[start]

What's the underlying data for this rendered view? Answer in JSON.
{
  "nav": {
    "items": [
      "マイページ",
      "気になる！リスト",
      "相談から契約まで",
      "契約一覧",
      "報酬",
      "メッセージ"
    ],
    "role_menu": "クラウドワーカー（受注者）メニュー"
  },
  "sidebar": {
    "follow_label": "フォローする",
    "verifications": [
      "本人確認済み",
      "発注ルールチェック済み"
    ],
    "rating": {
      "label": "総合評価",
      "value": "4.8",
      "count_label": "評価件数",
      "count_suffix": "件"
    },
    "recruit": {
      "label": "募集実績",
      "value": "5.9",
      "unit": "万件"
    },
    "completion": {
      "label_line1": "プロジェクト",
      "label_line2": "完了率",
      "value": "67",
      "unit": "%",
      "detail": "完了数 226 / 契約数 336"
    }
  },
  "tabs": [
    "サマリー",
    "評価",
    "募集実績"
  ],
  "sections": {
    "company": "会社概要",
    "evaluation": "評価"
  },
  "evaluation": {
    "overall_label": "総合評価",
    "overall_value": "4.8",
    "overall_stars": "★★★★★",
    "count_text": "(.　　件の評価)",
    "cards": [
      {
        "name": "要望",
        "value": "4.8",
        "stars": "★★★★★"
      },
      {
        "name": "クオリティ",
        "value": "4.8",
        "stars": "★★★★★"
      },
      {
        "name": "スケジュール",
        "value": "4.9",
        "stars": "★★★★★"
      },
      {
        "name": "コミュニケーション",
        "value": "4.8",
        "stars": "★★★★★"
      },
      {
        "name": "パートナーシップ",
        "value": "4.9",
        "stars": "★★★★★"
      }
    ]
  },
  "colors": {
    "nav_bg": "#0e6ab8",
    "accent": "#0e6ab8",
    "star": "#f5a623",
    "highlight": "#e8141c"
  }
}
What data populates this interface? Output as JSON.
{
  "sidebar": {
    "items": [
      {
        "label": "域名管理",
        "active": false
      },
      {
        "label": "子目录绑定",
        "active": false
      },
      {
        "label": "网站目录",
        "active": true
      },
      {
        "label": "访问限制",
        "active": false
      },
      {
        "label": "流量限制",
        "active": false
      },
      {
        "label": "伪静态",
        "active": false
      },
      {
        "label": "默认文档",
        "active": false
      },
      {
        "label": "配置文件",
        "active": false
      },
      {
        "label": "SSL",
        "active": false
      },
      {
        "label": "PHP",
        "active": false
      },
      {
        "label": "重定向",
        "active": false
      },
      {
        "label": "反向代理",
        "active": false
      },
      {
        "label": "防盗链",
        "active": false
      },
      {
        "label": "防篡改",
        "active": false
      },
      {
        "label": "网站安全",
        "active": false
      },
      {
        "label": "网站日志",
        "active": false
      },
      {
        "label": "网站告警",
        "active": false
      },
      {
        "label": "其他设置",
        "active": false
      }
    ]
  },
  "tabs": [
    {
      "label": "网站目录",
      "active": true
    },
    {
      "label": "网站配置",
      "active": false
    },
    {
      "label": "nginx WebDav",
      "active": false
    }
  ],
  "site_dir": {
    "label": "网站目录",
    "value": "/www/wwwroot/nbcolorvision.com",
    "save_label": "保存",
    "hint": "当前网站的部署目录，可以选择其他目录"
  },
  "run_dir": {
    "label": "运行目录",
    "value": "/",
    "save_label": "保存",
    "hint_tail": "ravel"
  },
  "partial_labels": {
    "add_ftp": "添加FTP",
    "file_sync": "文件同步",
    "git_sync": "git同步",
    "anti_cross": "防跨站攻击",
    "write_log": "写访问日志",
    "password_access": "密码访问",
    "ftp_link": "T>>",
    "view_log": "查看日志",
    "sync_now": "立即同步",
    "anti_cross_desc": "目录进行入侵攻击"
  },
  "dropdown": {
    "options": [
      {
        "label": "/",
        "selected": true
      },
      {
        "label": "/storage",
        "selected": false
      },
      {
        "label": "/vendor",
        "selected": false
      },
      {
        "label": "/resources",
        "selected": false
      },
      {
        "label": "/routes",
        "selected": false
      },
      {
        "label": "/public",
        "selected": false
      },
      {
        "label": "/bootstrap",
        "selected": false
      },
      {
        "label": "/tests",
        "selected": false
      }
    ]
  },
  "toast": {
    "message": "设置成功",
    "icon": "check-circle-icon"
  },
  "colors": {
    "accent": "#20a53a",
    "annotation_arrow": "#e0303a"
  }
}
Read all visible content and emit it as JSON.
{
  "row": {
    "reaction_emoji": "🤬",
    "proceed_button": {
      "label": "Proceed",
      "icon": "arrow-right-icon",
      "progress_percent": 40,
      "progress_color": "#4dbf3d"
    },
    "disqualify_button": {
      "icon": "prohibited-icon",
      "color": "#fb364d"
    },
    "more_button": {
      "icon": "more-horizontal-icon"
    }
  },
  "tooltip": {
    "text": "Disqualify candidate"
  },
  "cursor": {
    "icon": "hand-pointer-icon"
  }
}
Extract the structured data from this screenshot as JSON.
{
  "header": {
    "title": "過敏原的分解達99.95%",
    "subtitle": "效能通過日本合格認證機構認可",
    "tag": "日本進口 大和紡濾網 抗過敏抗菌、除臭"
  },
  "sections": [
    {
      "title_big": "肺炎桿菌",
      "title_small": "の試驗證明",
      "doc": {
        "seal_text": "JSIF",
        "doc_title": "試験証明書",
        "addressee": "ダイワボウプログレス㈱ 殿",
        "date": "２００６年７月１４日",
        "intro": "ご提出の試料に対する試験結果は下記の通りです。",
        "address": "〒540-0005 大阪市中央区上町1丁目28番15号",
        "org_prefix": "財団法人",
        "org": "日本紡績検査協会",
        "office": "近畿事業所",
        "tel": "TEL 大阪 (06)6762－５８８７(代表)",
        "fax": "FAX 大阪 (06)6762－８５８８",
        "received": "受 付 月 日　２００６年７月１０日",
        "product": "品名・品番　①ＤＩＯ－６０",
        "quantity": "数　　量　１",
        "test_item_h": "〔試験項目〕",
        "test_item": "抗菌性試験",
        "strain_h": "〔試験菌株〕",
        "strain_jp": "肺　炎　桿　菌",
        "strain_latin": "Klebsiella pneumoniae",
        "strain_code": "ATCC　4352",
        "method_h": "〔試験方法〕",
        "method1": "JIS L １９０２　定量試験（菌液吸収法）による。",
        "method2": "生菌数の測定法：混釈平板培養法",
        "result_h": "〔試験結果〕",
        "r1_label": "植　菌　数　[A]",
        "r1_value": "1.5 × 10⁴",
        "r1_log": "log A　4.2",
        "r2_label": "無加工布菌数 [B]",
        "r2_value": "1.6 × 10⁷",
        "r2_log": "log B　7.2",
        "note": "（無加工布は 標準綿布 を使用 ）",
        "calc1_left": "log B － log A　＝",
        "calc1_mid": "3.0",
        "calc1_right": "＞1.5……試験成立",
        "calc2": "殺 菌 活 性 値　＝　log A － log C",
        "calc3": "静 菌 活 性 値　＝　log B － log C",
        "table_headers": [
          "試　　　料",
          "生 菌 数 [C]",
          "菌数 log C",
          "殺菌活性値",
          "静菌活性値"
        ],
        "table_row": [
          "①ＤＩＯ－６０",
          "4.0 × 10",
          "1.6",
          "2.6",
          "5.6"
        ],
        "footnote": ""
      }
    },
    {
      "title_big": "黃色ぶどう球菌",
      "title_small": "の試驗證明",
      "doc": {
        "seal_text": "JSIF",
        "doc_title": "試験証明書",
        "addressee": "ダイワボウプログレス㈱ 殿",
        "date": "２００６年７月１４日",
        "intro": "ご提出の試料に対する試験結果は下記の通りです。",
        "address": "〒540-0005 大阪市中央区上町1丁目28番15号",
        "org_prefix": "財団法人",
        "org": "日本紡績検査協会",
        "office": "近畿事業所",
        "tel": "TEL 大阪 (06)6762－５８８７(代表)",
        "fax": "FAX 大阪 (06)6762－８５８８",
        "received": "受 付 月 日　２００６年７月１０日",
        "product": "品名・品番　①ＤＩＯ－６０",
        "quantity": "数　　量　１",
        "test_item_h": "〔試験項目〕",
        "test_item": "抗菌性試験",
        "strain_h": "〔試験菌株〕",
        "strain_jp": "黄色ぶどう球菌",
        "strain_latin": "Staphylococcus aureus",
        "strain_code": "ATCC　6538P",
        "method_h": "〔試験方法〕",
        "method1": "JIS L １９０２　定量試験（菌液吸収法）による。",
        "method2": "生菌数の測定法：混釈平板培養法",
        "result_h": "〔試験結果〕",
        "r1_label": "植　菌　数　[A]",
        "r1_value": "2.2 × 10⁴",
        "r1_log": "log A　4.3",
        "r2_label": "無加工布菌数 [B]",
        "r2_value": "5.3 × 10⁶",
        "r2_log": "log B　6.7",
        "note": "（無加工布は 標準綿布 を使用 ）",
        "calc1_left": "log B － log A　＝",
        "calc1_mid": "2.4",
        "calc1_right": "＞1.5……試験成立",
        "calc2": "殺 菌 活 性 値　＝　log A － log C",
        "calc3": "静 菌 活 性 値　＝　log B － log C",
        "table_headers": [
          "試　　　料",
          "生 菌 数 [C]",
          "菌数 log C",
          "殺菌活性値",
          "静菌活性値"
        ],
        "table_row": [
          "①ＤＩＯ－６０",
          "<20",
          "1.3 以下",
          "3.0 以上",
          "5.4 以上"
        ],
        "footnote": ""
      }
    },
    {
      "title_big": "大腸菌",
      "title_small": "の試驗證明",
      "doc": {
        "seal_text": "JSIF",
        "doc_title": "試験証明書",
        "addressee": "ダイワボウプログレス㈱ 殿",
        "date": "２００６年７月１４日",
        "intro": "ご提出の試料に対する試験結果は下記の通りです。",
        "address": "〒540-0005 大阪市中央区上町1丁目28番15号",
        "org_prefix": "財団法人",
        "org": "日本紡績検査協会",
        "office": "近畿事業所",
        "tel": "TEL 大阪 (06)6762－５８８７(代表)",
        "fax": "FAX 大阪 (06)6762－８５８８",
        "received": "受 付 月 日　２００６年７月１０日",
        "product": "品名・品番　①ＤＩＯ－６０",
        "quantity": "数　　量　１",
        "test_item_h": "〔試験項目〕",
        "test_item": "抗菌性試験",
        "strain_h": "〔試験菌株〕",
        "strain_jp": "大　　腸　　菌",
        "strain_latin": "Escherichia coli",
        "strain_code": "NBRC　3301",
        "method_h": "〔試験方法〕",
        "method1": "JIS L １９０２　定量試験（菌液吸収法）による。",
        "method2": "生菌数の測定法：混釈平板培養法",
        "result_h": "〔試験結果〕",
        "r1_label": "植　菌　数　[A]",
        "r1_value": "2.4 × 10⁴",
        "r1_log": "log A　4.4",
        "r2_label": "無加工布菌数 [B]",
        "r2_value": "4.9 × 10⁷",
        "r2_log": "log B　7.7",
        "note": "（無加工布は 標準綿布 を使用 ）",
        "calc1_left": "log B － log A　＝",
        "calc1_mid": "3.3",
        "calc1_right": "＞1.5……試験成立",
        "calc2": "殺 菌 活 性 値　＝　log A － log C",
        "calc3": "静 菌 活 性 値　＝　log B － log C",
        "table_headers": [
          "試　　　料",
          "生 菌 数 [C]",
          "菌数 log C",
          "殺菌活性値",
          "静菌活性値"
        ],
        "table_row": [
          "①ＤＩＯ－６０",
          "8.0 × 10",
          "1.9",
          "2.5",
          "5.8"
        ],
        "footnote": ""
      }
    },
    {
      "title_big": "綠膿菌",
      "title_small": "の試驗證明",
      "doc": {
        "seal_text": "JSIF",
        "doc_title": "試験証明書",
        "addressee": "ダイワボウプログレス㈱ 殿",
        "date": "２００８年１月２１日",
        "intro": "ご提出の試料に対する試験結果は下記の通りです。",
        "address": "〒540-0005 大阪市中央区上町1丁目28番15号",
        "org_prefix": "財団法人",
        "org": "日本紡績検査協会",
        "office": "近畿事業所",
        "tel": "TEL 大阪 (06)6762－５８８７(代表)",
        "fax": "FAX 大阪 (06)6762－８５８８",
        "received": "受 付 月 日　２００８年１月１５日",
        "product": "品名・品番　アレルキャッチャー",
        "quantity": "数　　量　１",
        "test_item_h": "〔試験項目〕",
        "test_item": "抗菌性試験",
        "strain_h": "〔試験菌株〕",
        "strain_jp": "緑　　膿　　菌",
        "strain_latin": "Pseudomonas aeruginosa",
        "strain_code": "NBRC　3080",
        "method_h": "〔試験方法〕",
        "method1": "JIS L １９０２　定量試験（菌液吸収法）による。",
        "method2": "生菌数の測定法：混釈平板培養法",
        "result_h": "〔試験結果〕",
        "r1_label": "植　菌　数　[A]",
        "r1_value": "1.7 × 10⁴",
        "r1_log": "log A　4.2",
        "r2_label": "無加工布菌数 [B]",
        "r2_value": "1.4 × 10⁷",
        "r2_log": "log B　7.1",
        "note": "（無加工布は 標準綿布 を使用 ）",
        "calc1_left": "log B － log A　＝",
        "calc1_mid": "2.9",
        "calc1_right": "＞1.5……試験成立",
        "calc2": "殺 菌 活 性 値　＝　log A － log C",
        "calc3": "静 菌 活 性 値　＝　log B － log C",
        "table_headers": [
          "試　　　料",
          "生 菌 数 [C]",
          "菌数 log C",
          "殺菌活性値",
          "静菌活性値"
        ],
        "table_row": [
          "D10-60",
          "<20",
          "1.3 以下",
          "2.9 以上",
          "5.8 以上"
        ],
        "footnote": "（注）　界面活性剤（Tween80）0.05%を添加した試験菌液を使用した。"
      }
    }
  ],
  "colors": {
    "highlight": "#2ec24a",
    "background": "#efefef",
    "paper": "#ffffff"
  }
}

[end]

● TASK REQUIREMENTS: Copy out all lines that carry the word "name".

● RESPONSE TO THE TASK:
        "name": "要望",
        "name": "クオリティ",
        "name": "スケジュール",
        "name": "コミュニケーション",
        "name": "パートナーシップ",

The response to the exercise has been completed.